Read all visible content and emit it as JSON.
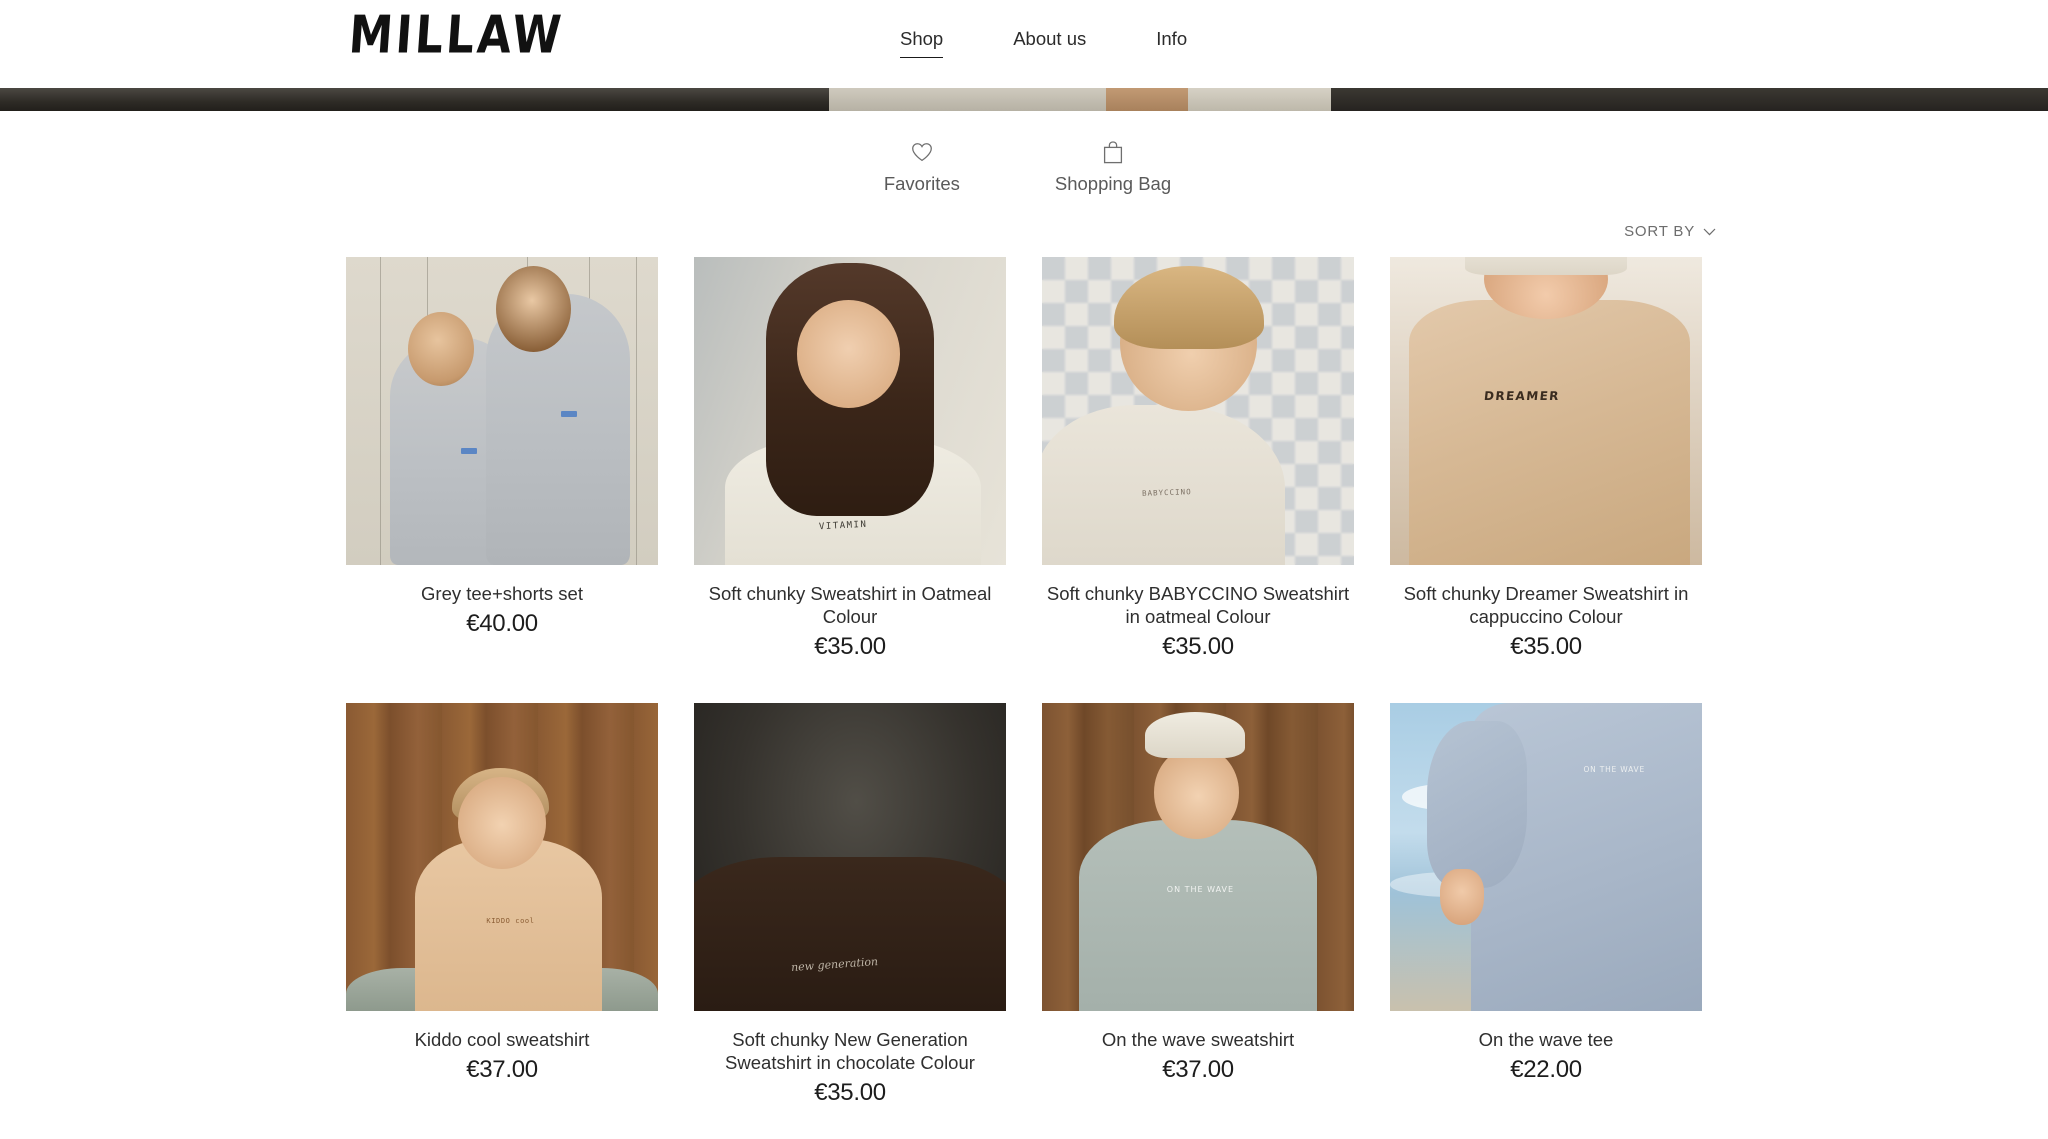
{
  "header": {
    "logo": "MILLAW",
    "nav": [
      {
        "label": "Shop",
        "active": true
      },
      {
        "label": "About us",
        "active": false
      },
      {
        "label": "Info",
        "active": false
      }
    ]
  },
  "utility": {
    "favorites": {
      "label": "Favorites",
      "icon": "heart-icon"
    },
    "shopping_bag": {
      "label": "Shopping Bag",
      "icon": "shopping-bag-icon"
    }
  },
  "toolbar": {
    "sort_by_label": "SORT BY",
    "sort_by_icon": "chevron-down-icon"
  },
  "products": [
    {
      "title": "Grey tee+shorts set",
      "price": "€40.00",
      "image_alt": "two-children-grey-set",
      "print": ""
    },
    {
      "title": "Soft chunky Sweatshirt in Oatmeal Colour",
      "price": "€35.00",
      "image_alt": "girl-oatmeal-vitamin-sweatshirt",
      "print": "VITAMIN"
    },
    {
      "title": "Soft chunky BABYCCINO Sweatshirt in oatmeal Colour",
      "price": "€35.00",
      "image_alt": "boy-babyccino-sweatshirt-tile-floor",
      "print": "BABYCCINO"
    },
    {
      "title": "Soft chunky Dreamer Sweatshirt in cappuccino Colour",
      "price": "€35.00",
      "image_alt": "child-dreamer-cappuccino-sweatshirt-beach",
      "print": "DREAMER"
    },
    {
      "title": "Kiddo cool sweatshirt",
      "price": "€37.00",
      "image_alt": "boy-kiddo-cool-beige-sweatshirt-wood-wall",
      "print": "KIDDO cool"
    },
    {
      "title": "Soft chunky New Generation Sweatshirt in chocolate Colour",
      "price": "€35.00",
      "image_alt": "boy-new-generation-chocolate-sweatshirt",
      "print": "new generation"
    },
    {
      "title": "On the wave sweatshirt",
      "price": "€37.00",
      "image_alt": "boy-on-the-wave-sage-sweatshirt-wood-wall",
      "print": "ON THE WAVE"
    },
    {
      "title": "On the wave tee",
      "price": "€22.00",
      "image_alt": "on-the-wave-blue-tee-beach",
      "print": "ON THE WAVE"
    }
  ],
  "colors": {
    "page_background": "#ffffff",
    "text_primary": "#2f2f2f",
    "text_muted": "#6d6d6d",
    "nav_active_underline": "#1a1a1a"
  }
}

-- -- --

#### [WHAT IS EXPECTED]
From the entries above, copy out every line where the string "cool" appears.

#### [WORKED ANSWER]
      "title": "Kiddo cool sweatshirt",
      "image_alt": "boy-kiddo-cool-beige-sweatshirt-wood-wall",
      "print": "KIDDO cool"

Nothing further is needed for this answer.